= YOUR INSTRUCTIONS =
Print every record below exactly as written.
[Start of INPUT MATERIAL]
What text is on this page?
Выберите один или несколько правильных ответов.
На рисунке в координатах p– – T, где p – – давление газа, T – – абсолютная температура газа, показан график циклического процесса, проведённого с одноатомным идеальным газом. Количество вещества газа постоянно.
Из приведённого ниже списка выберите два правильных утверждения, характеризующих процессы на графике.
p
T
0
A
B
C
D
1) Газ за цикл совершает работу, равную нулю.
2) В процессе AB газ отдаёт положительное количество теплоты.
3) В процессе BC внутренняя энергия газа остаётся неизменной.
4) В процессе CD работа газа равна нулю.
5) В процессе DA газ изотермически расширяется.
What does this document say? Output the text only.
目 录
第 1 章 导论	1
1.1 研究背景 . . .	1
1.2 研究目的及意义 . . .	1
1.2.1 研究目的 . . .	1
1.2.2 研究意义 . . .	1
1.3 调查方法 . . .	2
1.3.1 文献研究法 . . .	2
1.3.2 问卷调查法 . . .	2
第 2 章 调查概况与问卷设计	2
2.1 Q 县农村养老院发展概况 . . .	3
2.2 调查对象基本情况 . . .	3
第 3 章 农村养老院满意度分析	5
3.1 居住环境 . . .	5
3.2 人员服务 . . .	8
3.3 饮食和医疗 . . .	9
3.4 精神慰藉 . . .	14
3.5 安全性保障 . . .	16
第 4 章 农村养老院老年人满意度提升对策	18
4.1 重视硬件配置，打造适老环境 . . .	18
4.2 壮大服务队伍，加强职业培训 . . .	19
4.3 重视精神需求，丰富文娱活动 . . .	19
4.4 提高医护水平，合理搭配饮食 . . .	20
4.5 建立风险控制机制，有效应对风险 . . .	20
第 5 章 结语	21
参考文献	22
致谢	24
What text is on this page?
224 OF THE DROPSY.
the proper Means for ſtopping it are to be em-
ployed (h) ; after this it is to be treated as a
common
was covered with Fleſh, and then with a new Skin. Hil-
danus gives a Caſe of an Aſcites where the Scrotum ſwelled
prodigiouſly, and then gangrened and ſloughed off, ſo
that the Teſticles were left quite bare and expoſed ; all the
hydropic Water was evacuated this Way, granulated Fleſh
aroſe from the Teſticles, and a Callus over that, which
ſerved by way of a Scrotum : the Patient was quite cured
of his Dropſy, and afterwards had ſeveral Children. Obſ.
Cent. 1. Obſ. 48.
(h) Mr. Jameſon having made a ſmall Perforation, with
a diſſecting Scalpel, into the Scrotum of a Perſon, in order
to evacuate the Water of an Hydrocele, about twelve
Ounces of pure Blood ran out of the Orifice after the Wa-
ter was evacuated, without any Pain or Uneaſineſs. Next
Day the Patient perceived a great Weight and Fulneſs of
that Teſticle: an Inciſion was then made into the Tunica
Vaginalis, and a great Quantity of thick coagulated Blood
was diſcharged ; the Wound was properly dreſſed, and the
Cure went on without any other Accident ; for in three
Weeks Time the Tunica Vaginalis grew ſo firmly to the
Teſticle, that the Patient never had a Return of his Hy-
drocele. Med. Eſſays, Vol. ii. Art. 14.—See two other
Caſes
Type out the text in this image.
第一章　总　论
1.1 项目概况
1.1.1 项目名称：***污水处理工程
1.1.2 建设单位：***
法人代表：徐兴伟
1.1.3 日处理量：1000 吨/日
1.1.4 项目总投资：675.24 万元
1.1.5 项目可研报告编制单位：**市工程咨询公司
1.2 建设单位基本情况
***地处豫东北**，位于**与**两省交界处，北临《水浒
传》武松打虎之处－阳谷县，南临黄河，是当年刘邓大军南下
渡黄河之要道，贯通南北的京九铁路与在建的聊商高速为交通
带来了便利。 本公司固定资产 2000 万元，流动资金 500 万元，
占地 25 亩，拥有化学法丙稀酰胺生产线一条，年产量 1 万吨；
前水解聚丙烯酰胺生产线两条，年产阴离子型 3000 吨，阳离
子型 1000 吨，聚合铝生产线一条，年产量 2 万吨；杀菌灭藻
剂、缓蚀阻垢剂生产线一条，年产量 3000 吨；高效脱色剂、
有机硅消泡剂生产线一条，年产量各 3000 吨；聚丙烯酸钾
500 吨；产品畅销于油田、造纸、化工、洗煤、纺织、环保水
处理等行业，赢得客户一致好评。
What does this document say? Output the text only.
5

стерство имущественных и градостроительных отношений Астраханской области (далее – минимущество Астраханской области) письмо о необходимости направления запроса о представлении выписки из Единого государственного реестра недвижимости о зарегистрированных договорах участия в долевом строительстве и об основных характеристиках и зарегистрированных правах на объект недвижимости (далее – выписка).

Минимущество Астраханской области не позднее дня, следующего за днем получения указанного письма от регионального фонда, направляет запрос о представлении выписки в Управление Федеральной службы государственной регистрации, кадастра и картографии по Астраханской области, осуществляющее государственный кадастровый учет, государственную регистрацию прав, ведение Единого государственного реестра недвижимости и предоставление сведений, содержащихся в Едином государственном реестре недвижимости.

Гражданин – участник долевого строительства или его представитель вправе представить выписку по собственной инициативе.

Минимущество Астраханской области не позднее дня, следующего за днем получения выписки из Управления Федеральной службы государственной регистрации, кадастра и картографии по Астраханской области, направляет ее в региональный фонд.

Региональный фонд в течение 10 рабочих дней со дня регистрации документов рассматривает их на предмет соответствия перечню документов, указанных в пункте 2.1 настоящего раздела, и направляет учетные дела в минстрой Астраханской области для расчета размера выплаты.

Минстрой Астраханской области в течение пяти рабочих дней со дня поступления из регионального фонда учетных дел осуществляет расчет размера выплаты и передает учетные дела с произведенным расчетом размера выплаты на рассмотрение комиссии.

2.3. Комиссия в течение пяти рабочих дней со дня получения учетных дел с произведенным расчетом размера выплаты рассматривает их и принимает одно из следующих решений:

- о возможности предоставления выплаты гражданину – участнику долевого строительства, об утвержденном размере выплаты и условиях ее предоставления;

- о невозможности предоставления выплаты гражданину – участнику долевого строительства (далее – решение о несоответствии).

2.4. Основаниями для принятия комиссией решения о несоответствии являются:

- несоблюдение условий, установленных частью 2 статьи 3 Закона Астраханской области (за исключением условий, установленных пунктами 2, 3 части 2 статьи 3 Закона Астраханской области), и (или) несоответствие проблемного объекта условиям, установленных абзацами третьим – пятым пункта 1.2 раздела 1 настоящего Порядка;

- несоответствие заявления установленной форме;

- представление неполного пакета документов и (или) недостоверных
[End of INPUT MATERIAL]
= EXERCISE ANSWER =
What text is on this page?
Выберите один или несколько правильных ответов.
На рисунке в координатах p– – T, где p – – давление газа, T – – абсолютная температура газа, показан график циклического процесса, проведённого с одноатомным идеальным газом. Количество вещества газа постоянно.
Из приведённого ниже списка выберите два правильных утверждения, характеризующих процессы на графике.
p
T
0
A
B
C
D
1) Газ за цикл совершает работу, равную нулю.
2) В процессе AB газ отдаёт положительное количество теплоты.
3) В процессе BC внутренняя энергия газа остаётся неизменной.
4) В процессе CD работа газа равна нулю.
5) В процессе DA газ изотермически расширяется.
What does this document say? Output the text only.
目 录
第 1 章 导论	1
1.1 研究背景 . . .	1
1.2 研究目的及意义 . . .	1
1.2.1 研究目的 . . .	1
1.2.2 研究意义 . . .	1
1.3 调查方法 . . .	2
1.3.1 文献研究法 . . .	2
1.3.2 问卷调查法 . . .	2
第 2 章 调查概况与问卷设计	2
2.1 Q 县农村养老院发展概况 . . .	3
2.2 调查对象基本情况 . . .	3
第 3 章 农村养老院满意度分析	5
3.1 居住环境 . . .	5
3.2 人员服务 . . .	8
3.3 饮食和医疗 . . .	9
3.4 精神慰藉 . . .	14
3.5 安全性保障 . . .	16
第 4 章 农村养老院老年人满意度提升对策	18
4.1 重视硬件配置，打造适老环境 . . .	18
4.2 壮大服务队伍，加强职业培训 . . .	19
4.3 重视精神需求，丰富文娱活动 . . .	19
4.4 提高医护水平，合理搭配饮食 . . .	20
4.5 建立风险控制机制，有效应对风险 . . .	20
第 5 章 结语	21
参考文献	22
致谢	24
What text is on this page?
224 OF THE DROPSY.
the proper Means for ſtopping it are to be em-
ployed (h) ; after this it is to be treated as a
common
was covered with Fleſh, and then with a new Skin. Hil-
danus gives a Caſe of an Aſcites where the Scrotum ſwelled
prodigiouſly, and then gangrened and ſloughed off, ſo
that the Teſticles were left quite bare and expoſed ; all the
hydropic Water was evacuated this Way, granulated Fleſh
aroſe from the Teſticles, and a Callus over that, which
ſerved by way of a Scrotum : the Patient was quite cured
of his Dropſy, and afterwards had ſeveral Children. Obſ.
Cent. 1. Obſ. 48.
(h) Mr. Jameſon having made a ſmall Perforation, with
a diſſecting Scalpel, into the Scrotum of a Perſon, in order
to evacuate the Water of an Hydrocele, about twelve
Ounces of pure Blood ran out of the Orifice after the Wa-
ter was evacuated, without any Pain or Uneaſineſs. Next
Day the Patient perceived a great Weight and Fulneſs of
that Teſticle: an Inciſion was then made into the Tunica
Vaginalis, and a great Quantity of thick coagulated Blood
was diſcharged ; the Wound was properly dreſſed, and the
Cure went on without any other Accident ; for in three
Weeks Time the Tunica Vaginalis grew ſo firmly to the
Teſticle, that the Patient never had a Return of his Hy-
drocele. Med. Eſſays, Vol. ii. Art. 14.—See two other
Caſes
Type out the text in this image.
第一章　总　论
1.1 项目概况
1.1.1 项目名称：***污水处理工程
1.1.2 建设单位：***
法人代表：徐兴伟
1.1.3 日处理量：1000 吨/日
1.1.4 项目总投资：675.24 万元
1.1.5 项目可研报告编制单位：**市工程咨询公司
1.2 建设单位基本情况
***地处豫东北**，位于**与**两省交界处，北临《水浒
传》武松打虎之处－阳谷县，南临黄河，是当年刘邓大军南下
渡黄河之要道，贯通南北的京九铁路与在建的聊商高速为交通
带来了便利。 本公司固定资产 2000 万元，流动资金 500 万元，
占地 25 亩，拥有化学法丙稀酰胺生产线一条，年产量 1 万吨；
前水解聚丙烯酰胺生产线两条，年产阴离子型 3000 吨，阳离
子型 1000 吨，聚合铝生产线一条，年产量 2 万吨；杀菌灭藻
剂、缓蚀阻垢剂生产线一条，年产量 3000 吨；高效脱色剂、
有机硅消泡剂生产线一条，年产量各 3000 吨；聚丙烯酸钾
500 吨；产品畅销于油田、造纸、化工、洗煤、纺织、环保水
处理等行业，赢得客户一致好评。
What does this document say? Output the text only.
5

стерство имущественных и градостроительных отношений Астраханской области (далее – минимущество Астраханской области) письмо о необходимости направления запроса о представлении выписки из Единого государственного реестра недвижимости о зарегистрированных договорах участия в долевом строительстве и об основных характеристиках и зарегистрированных правах на объект недвижимости (далее – выписка).

Минимущество Астраханской области не позднее дня, следующего за днем получения указанного письма от регионального фонда, направляет запрос о представлении выписки в Управление Федеральной службы государственной регистрации, кадастра и картографии по Астраханской области, осуществляющее государственный кадастровый учет, государственную регистрацию прав, ведение Единого государственного реестра недвижимости и предоставление сведений, содержащихся в Едином государственном реестре недвижимости.

Гражданин – участник долевого строительства или его представитель вправе представить выписку по собственной инициативе.

Минимущество Астраханской области не позднее дня, следующего за днем получения выписки из Управления Федеральной службы государственной регистрации, кадастра и картографии по Астраханской области, направляет ее в региональный фонд.

Региональный фонд в течение 10 рабочих дней со дня регистрации документов рассматривает их на предмет соответствия перечню документов, указанных в пункте 2.1 настоящего раздела, и направляет учетные дела в минстрой Астраханской области для расчета размера выплаты.

Минстрой Астраханской области в течение пяти рабочих дней со дня поступления из регионального фонда учетных дел осуществляет расчет размера выплаты и передает учетные дела с произведенным расчетом размера выплаты на рассмотрение комиссии.

2.3. Комиссия в течение пяти рабочих дней со дня получения учетных дел с произведенным расчетом размера выплаты рассматривает их и принимает одно из следующих решений:

- о возможности предоставления выплаты гражданину – участнику долевого строительства, об утвержденном размере выплаты и условиях ее предоставления;

- о невозможности предоставления выплаты гражданину – участнику долевого строительства (далее – решение о несоответствии).

2.4. Основаниями для принятия комиссией решения о несоответствии являются:

- несоблюдение условий, установленных частью 2 статьи 3 Закона Астраханской области (за исключением условий, установленных пунктами 2, 3 части 2 статьи 3 Закона Астраханской области), и (или) несоответствие проблемного объекта условиям, установленных абзацами третьим – пятым пункта 1.2 раздела 1 настоящего Порядка;

- несоответствие заявления установленной форме;

- представление неполного пакета документов и (или) недостоверных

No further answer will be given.